§ Given problem
Every entry needs to be printed exactly, please.

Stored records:

----------------------------------------

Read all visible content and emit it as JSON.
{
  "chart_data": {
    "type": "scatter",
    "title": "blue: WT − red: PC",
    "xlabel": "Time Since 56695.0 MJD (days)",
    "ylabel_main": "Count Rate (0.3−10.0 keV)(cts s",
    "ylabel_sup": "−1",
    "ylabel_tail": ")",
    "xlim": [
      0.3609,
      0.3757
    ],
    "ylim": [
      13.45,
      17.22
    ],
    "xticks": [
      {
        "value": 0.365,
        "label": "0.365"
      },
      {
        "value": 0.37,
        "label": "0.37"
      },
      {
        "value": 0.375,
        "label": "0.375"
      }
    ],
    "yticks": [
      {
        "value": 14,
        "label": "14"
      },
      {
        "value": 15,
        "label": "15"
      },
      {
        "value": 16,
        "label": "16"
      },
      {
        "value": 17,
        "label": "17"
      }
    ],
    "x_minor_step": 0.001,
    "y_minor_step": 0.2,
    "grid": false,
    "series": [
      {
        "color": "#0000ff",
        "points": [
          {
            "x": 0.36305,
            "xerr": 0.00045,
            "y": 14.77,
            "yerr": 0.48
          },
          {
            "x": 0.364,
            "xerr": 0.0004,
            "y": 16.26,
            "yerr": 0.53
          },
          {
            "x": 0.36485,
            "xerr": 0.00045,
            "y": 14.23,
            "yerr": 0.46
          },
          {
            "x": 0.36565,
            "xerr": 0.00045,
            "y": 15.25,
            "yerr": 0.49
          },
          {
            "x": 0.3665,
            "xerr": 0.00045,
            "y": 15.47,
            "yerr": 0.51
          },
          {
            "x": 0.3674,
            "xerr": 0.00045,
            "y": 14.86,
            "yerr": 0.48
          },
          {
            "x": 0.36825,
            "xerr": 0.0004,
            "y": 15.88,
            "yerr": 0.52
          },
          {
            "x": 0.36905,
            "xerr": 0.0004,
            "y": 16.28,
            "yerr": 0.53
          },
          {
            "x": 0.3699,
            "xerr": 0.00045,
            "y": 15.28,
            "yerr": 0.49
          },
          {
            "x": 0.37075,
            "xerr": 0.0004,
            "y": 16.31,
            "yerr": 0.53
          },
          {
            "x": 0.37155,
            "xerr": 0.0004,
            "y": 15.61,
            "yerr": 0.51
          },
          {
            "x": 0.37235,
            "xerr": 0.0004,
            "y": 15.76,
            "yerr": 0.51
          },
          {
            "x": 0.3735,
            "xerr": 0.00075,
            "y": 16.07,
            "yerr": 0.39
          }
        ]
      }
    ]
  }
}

----------------------------------------

§ Output of the exercise
Read all visible content and emit it as JSON.
{
  "chart_data": {
    "type": "scatter",
    "title": "blue: WT − red: PC",
    "xlabel": "Time Since 56695.0 MJD (days)",
    "ylabel_main": "Count Rate (0.3−10.0 keV)(cts s",
    "ylabel_sup": "−1",
    "ylabel_tail": ")",
    "xlim": [
      0.3609,
      0.3757
    ],
    "ylim": [
      13.45,
      17.22
    ],
    "xticks": [
      {
        "value": 0.365,
        "label": "0.365"
      },
      {
        "value": 0.37,
        "label": "0.37"
      },
      {
        "value": 0.375,
        "label": "0.375"
      }
    ],
    "yticks": [
      {
        "value": 14,
        "label": "14"
      },
      {
        "value": 15,
        "label": "15"
      },
      {
        "value": 16,
        "label": "16"
      },
      {
        "value": 17,
        "label": "17"
      }
    ],
    "x_minor_step": 0.001,
    "y_minor_step": 0.2,
    "grid": false,
    "series": [
      {
        "color": "#0000ff",
        "points": [
          {
            "x": 0.36305,
            "xerr": 0.00045,
            "y": 14.77,
            "yerr": 0.48
          },
          {
            "x": 0.364,
            "xerr": 0.0004,
            "y": 16.26,
            "yerr": 0.53
          },
          {
            "x": 0.36485,
            "xerr": 0.00045,
            "y": 14.23,
            "yerr": 0.46
          },
          {
            "x": 0.36565,
            "xerr": 0.00045,
            "y": 15.25,
            "yerr": 0.49
          },
          {
            "x": 0.3665,
            "xerr": 0.00045,
            "y": 15.47,
            "yerr": 0.51
          },
          {
            "x": 0.3674,
            "xerr": 0.00045,
            "y": 14.86,
            "yerr": 0.48
          },
          {
            "x": 0.36825,
            "xerr": 0.0004,
            "y": 15.88,
            "yerr": 0.52
          },
          {
            "x": 0.36905,
            "xerr": 0.0004,
            "y": 16.28,
            "yerr": 0.53
          },
          {
            "x": 0.3699,
            "xerr": 0.00045,
            "y": 15.28,
            "yerr": 0.49
          },
          {
            "x": 0.37075,
            "xerr": 0.0004,
            "y": 16.31,
            "yerr": 0.53
          },
          {
            "x": 0.37155,
            "xerr": 0.0004,
            "y": 15.61,
            "yerr": 0.51
          },
          {
            "x": 0.37235,
            "xerr": 0.0004,
            "y": 15.76,
            "yerr": 0.51
          },
          {
            "x": 0.3735,
            "xerr": 0.00075,
            "y": 16.07,
            "yerr": 0.39
          }
        ]
      }
    ]
  }
}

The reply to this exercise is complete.